▸ Excerpted records:

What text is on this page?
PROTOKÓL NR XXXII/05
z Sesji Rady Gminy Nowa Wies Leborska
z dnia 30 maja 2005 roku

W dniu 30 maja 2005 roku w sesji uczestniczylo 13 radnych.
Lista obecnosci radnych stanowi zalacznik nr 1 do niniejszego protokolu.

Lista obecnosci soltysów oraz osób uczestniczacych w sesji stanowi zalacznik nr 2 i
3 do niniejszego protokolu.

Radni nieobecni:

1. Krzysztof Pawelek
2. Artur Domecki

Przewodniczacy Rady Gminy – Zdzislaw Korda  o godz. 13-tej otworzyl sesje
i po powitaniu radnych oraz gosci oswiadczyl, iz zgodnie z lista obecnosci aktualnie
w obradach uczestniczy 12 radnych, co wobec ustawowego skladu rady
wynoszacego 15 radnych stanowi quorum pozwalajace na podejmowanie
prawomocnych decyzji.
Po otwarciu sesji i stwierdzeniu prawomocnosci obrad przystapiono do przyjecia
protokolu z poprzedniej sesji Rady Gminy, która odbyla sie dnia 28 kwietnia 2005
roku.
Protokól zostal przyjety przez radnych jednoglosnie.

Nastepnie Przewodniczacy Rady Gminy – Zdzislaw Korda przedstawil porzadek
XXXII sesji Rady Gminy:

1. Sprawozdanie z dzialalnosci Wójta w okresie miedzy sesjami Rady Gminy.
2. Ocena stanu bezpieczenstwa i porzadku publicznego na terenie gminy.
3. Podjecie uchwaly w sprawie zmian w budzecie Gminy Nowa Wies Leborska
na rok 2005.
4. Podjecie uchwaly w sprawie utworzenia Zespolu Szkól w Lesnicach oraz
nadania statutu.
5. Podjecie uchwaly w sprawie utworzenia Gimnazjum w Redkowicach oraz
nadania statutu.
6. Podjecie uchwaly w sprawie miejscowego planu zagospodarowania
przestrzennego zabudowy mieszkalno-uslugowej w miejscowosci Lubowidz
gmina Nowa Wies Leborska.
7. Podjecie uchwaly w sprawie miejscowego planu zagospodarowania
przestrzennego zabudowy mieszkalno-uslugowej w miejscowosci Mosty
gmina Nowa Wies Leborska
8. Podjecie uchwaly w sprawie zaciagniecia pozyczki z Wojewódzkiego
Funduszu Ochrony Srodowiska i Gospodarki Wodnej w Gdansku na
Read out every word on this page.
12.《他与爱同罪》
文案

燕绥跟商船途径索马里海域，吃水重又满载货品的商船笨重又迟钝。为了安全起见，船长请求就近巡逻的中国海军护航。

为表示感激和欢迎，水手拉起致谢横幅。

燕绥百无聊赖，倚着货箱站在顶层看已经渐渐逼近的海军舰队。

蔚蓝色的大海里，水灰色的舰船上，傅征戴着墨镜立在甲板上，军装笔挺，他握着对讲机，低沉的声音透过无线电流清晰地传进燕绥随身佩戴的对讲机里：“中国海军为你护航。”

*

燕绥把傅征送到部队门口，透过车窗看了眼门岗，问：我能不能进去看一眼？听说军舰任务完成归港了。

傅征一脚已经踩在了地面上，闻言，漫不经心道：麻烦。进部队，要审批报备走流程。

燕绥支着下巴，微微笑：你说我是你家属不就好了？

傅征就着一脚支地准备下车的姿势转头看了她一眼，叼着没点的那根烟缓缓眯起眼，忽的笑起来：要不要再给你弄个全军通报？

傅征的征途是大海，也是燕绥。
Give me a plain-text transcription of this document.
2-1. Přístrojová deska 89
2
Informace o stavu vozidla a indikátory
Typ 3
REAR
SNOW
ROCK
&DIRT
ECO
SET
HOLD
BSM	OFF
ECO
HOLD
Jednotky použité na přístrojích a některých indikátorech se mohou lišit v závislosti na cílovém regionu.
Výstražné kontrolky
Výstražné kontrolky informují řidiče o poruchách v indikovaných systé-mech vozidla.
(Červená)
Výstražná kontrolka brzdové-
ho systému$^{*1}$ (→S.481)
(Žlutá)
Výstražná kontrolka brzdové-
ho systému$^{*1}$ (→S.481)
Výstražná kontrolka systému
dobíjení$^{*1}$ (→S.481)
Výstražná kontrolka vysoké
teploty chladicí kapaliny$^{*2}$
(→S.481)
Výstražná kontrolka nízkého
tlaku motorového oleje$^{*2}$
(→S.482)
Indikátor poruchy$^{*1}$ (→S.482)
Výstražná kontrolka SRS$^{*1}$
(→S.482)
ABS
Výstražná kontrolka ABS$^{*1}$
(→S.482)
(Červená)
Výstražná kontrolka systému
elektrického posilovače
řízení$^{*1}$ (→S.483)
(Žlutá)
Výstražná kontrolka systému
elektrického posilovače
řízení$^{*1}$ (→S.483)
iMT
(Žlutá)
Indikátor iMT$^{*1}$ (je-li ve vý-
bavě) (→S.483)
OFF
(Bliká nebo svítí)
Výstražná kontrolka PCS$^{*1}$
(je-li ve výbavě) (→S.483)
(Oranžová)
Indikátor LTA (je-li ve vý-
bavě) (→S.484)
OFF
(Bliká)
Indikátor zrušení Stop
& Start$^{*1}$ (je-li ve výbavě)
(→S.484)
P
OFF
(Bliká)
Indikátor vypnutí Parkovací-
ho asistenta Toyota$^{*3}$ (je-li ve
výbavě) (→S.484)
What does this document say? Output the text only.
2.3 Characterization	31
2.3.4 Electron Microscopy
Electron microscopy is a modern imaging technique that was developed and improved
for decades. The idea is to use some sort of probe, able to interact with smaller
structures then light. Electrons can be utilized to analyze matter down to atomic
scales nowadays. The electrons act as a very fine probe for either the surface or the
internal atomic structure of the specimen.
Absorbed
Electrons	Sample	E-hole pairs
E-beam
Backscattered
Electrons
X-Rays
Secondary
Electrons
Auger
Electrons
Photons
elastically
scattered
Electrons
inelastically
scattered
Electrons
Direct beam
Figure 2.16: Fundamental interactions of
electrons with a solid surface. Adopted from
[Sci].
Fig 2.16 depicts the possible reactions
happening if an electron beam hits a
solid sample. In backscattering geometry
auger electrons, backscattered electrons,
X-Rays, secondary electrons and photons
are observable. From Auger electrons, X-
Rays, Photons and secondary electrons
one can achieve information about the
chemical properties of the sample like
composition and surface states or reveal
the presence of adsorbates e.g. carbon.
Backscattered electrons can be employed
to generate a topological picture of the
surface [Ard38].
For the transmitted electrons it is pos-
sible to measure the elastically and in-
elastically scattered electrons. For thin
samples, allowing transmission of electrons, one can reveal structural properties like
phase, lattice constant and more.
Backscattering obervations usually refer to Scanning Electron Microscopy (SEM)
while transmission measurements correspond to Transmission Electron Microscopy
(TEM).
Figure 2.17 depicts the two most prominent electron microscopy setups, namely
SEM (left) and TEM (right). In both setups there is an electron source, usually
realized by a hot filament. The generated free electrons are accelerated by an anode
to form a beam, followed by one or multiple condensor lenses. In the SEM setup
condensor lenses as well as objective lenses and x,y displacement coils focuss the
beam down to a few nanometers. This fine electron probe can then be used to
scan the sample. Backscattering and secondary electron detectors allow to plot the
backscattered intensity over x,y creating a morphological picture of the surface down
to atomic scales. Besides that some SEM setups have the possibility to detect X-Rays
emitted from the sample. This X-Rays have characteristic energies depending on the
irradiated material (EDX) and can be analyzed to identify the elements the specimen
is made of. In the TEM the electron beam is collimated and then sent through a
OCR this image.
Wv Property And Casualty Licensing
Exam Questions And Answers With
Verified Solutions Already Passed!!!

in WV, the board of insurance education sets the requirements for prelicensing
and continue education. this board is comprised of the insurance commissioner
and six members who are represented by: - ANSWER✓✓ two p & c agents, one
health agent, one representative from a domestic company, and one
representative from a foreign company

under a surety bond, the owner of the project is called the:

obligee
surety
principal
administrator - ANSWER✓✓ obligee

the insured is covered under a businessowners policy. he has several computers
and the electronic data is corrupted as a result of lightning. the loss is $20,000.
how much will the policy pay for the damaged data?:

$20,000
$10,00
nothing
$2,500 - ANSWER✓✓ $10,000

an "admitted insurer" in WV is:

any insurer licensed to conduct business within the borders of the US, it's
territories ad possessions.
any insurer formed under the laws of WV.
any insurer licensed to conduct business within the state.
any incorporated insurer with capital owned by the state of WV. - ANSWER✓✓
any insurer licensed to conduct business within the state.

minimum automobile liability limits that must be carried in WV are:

▸ Written request:
Within the listing above, copy each line that has the string "Korda".

▸ Completed task:
Przewodniczacy Rady Gminy – Zdzislaw Korda  o godz. 13-tej otworzyl sesje
Nastepnie Przewodniczacy Rady Gminy – Zdzislaw Korda przedstawil porzadek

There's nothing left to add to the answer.